■ **Records to use**
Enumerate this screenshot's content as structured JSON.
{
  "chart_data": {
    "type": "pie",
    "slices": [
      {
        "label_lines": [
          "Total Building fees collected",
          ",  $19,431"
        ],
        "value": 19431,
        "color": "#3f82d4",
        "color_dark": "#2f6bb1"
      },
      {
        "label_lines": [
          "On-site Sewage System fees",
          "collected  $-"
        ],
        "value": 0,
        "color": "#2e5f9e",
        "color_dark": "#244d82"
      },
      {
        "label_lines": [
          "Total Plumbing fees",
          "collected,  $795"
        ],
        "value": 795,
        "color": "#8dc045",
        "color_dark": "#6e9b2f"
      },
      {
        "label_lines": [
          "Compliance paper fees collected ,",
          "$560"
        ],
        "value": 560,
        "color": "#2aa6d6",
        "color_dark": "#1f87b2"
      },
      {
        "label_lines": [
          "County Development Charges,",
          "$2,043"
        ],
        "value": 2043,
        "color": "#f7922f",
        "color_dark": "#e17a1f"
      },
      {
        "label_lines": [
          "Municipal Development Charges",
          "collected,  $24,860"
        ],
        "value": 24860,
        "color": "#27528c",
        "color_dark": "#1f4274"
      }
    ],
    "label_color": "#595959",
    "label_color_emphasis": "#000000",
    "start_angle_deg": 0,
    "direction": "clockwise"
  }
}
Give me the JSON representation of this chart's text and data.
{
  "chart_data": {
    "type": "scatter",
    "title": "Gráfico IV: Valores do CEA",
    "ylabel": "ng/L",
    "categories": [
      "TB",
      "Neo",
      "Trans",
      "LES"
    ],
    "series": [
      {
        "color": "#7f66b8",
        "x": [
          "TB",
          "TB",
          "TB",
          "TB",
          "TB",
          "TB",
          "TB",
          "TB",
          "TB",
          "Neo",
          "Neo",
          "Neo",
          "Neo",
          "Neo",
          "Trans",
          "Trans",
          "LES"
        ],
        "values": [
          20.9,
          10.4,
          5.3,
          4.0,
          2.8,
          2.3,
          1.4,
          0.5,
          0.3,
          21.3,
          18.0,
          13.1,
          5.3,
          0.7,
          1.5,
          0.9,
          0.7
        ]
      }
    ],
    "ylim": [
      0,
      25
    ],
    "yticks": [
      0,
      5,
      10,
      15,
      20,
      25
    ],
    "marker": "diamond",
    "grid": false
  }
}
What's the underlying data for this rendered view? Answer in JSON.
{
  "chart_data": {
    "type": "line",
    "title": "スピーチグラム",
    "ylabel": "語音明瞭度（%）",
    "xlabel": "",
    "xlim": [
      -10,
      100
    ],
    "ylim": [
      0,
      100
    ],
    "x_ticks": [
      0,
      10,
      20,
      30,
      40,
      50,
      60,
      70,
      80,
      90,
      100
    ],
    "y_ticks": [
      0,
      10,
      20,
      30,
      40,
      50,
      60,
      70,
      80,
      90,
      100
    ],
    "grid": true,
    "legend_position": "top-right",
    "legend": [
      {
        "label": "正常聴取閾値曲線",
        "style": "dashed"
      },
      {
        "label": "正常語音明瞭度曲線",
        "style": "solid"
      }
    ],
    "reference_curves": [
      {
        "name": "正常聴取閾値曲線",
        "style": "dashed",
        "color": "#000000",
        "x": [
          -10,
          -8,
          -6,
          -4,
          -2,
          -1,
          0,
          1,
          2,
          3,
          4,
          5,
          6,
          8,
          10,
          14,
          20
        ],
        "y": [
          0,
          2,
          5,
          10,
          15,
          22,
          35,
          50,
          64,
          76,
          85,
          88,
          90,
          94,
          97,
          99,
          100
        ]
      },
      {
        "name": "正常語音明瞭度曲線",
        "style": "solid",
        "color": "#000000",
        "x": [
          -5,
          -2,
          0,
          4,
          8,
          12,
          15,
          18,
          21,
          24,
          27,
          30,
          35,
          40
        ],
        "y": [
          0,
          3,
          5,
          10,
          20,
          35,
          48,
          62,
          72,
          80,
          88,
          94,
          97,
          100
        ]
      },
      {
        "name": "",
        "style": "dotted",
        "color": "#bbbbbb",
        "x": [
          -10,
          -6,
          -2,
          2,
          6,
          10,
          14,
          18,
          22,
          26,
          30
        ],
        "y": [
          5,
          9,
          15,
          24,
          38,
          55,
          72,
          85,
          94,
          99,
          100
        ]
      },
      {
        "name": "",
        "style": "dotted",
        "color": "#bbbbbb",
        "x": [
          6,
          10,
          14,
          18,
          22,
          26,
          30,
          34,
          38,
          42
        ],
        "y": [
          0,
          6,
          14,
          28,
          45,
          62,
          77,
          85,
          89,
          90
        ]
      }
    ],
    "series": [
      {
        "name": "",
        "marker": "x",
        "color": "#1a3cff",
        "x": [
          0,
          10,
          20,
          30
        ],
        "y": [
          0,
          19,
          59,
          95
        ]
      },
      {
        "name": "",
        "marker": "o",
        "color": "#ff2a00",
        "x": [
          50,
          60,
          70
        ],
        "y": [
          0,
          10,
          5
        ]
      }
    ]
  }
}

■ **Task**
Filter the entries down to the lines containing "collected". Copy each of those lines.

■ **Exercise solution**
          "Total Building fees collected",
          "collected  $-"
          "collected,  $795"
          "Compliance paper fees collected ,",
          "collected,  $24,860"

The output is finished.